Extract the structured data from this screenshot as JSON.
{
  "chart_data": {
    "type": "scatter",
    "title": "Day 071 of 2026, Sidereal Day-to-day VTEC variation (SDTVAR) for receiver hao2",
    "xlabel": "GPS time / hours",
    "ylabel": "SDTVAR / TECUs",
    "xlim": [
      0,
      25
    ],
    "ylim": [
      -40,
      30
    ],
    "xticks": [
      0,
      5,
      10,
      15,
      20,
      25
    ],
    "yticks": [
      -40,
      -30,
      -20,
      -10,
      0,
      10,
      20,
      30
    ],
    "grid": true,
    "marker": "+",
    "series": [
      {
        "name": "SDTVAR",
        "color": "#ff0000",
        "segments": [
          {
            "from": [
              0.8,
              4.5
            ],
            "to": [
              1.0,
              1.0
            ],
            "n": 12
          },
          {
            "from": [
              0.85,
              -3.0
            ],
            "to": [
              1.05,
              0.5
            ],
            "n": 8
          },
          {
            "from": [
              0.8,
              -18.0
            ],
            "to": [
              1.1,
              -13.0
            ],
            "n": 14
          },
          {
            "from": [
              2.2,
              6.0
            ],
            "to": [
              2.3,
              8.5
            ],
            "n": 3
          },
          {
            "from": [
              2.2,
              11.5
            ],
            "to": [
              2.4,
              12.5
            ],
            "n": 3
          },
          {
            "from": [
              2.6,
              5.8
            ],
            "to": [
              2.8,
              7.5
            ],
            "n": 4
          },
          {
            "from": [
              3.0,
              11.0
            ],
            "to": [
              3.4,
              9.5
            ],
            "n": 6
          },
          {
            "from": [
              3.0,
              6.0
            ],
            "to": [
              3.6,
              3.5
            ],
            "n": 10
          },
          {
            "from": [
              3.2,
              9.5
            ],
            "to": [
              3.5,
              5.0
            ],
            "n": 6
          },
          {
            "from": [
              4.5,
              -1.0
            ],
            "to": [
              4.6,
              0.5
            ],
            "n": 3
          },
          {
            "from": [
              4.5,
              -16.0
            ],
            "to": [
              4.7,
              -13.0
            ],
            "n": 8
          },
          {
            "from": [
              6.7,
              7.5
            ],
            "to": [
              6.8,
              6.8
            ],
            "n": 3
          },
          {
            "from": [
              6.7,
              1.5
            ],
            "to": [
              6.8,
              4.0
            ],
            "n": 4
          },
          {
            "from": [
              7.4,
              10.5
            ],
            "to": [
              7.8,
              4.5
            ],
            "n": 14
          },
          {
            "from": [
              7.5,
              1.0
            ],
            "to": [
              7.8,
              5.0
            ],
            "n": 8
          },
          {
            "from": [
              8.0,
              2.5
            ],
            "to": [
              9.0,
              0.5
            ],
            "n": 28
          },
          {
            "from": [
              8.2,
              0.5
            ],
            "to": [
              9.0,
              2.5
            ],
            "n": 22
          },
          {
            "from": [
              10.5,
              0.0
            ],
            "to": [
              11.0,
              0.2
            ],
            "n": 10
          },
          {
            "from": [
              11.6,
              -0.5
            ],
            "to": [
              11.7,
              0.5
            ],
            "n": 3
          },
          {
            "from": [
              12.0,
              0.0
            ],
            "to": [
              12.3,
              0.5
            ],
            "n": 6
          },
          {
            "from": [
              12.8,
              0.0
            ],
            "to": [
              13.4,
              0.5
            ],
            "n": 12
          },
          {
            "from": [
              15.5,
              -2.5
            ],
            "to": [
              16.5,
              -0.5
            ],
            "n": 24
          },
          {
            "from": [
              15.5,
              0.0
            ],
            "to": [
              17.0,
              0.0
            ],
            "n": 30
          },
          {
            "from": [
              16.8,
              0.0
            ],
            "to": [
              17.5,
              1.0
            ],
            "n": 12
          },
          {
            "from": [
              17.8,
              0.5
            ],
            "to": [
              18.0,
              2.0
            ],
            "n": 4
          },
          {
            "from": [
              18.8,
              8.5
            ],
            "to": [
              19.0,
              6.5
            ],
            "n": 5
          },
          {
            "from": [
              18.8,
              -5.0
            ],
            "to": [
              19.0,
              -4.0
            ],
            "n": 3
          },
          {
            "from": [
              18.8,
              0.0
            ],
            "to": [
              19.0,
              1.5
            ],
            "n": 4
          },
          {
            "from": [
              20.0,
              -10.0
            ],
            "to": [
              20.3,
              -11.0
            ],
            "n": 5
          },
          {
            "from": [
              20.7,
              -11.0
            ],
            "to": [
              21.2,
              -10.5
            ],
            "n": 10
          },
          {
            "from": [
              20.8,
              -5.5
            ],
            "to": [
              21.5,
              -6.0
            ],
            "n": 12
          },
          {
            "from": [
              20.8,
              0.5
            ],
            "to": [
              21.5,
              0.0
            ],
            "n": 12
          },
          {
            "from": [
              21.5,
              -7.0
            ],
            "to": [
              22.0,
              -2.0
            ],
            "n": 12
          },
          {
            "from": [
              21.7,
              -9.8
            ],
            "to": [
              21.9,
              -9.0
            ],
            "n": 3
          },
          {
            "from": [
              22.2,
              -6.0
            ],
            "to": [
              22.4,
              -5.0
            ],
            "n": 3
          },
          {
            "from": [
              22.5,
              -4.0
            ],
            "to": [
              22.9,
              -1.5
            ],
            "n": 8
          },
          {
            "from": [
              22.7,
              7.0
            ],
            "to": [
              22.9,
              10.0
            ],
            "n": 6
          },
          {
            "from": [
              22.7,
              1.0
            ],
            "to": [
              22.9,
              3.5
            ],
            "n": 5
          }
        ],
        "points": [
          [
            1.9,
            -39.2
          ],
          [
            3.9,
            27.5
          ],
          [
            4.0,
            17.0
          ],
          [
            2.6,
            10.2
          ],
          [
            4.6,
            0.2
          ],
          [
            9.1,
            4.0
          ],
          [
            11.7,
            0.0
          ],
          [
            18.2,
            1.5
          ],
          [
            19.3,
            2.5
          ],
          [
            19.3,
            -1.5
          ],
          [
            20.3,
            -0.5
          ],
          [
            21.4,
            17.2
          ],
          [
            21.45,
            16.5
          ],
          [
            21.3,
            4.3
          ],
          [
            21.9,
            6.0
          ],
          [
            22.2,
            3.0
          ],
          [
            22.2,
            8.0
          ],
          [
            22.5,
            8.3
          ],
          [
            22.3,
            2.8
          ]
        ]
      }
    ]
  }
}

———

Exercise details – Return all of the entries word for word.

Solution for this task –
Extract the structured data from this screenshot as JSON.
{
  "chart_data": {
    "type": "scatter",
    "title": "Day 071 of 2026, Sidereal Day-to-day VTEC variation (SDTVAR) for receiver hao2",
    "xlabel": "GPS time / hours",
    "ylabel": "SDTVAR / TECUs",
    "xlim": [
      0,
      25
    ],
    "ylim": [
      -40,
      30
    ],
    "xticks": [
      0,
      5,
      10,
      15,
      20,
      25
    ],
    "yticks": [
      -40,
      -30,
      -20,
      -10,
      0,
      10,
      20,
      30
    ],
    "grid": true,
    "marker": "+",
    "series": [
      {
        "name": "SDTVAR",
        "color": "#ff0000",
        "segments": [
          {
            "from": [
              0.8,
              4.5
            ],
            "to": [
              1.0,
              1.0
            ],
            "n": 12
          },
          {
            "from": [
              0.85,
              -3.0
            ],
            "to": [
              1.05,
              0.5
            ],
            "n": 8
          },
          {
            "from": [
              0.8,
              -18.0
            ],
            "to": [
              1.1,
              -13.0
            ],
            "n": 14
          },
          {
            "from": [
              2.2,
              6.0
            ],
            "to": [
              2.3,
              8.5
            ],
            "n": 3
          },
          {
            "from": [
              2.2,
              11.5
            ],
            "to": [
              2.4,
              12.5
            ],
            "n": 3
          },
          {
            "from": [
              2.6,
              5.8
            ],
            "to": [
              2.8,
              7.5
            ],
            "n": 4
          },
          {
            "from": [
              3.0,
              11.0
            ],
            "to": [
              3.4,
              9.5
            ],
            "n": 6
          },
          {
            "from": [
              3.0,
              6.0
            ],
            "to": [
              3.6,
              3.5
            ],
            "n": 10
          },
          {
            "from": [
              3.2,
              9.5
            ],
            "to": [
              3.5,
              5.0
            ],
            "n": 6
          },
          {
            "from": [
              4.5,
              -1.0
            ],
            "to": [
              4.6,
              0.5
            ],
            "n": 3
          },
          {
            "from": [
              4.5,
              -16.0
            ],
            "to": [
              4.7,
              -13.0
            ],
            "n": 8
          },
          {
            "from": [
              6.7,
              7.5
            ],
            "to": [
              6.8,
              6.8
            ],
            "n": 3
          },
          {
            "from": [
              6.7,
              1.5
            ],
            "to": [
              6.8,
              4.0
            ],
            "n": 4
          },
          {
            "from": [
              7.4,
              10.5
            ],
            "to": [
              7.8,
              4.5
            ],
            "n": 14
          },
          {
            "from": [
              7.5,
              1.0
            ],
            "to": [
              7.8,
              5.0
            ],
            "n": 8
          },
          {
            "from": [
              8.0,
              2.5
            ],
            "to": [
              9.0,
              0.5
            ],
            "n": 28
          },
          {
            "from": [
              8.2,
              0.5
            ],
            "to": [
              9.0,
              2.5
            ],
            "n": 22
          },
          {
            "from": [
              10.5,
              0.0
            ],
            "to": [
              11.0,
              0.2
            ],
            "n": 10
          },
          {
            "from": [
              11.6,
              -0.5
            ],
            "to": [
              11.7,
              0.5
            ],
            "n": 3
          },
          {
            "from": [
              12.0,
              0.0
            ],
            "to": [
              12.3,
              0.5
            ],
            "n": 6
          },
          {
            "from": [
              12.8,
              0.0
            ],
            "to": [
              13.4,
              0.5
            ],
            "n": 12
          },
          {
            "from": [
              15.5,
              -2.5
            ],
            "to": [
              16.5,
              -0.5
            ],
            "n": 24
          },
          {
            "from": [
              15.5,
              0.0
            ],
            "to": [
              17.0,
              0.0
            ],
            "n": 30
          },
          {
            "from": [
              16.8,
              0.0
            ],
            "to": [
              17.5,
              1.0
            ],
            "n": 12
          },
          {
            "from": [
              17.8,
              0.5
            ],
            "to": [
              18.0,
              2.0
            ],
            "n": 4
          },
          {
            "from": [
              18.8,
              8.5
            ],
            "to": [
              19.0,
              6.5
            ],
            "n": 5
          },
          {
            "from": [
              18.8,
              -5.0
            ],
            "to": [
              19.0,
              -4.0
            ],
            "n": 3
          },
          {
            "from": [
              18.8,
              0.0
            ],
            "to": [
              19.0,
              1.5
            ],
            "n": 4
          },
          {
            "from": [
              20.0,
              -10.0
            ],
            "to": [
              20.3,
              -11.0
            ],
            "n": 5
          },
          {
            "from": [
              20.7,
              -11.0
            ],
            "to": [
              21.2,
              -10.5
            ],
            "n": 10
          },
          {
            "from": [
              20.8,
              -5.5
            ],
            "to": [
              21.5,
              -6.0
            ],
            "n": 12
          },
          {
            "from": [
              20.8,
              0.5
            ],
            "to": [
              21.5,
              0.0
            ],
            "n": 12
          },
          {
            "from": [
              21.5,
              -7.0
            ],
            "to": [
              22.0,
              -2.0
            ],
            "n": 12
          },
          {
            "from": [
              21.7,
              -9.8
            ],
            "to": [
              21.9,
              -9.0
            ],
            "n": 3
          },
          {
            "from": [
              22.2,
              -6.0
            ],
            "to": [
              22.4,
              -5.0
            ],
            "n": 3
          },
          {
            "from": [
              22.5,
              -4.0
            ],
            "to": [
              22.9,
              -1.5
            ],
            "n": 8
          },
          {
            "from": [
              22.7,
              7.0
            ],
            "to": [
              22.9,
              10.0
            ],
            "n": 6
          },
          {
            "from": [
              22.7,
              1.0
            ],
            "to": [
              22.9,
              3.5
            ],
            "n": 5
          }
        ],
        "points": [
          [
            1.9,
            -39.2
          ],
          [
            3.9,
            27.5
          ],
          [
            4.0,
            17.0
          ],
          [
            2.6,
            10.2
          ],
          [
            4.6,
            0.2
          ],
          [
            9.1,
            4.0
          ],
          [
            11.7,
            0.0
          ],
          [
            18.2,
            1.5
          ],
          [
            19.3,
            2.5
          ],
          [
            19.3,
            -1.5
          ],
          [
            20.3,
            -0.5
          ],
          [
            21.4,
            17.2
          ],
          [
            21.45,
            16.5
          ],
          [
            21.3,
            4.3
          ],
          [
            21.9,
            6.0
          ],
          [
            22.2,
            3.0
          ],
          [
            22.2,
            8.0
          ],
          [
            22.5,
            8.3
          ],
          [
            22.3,
            2.8
          ]
        ]
      }
    ]
  }
}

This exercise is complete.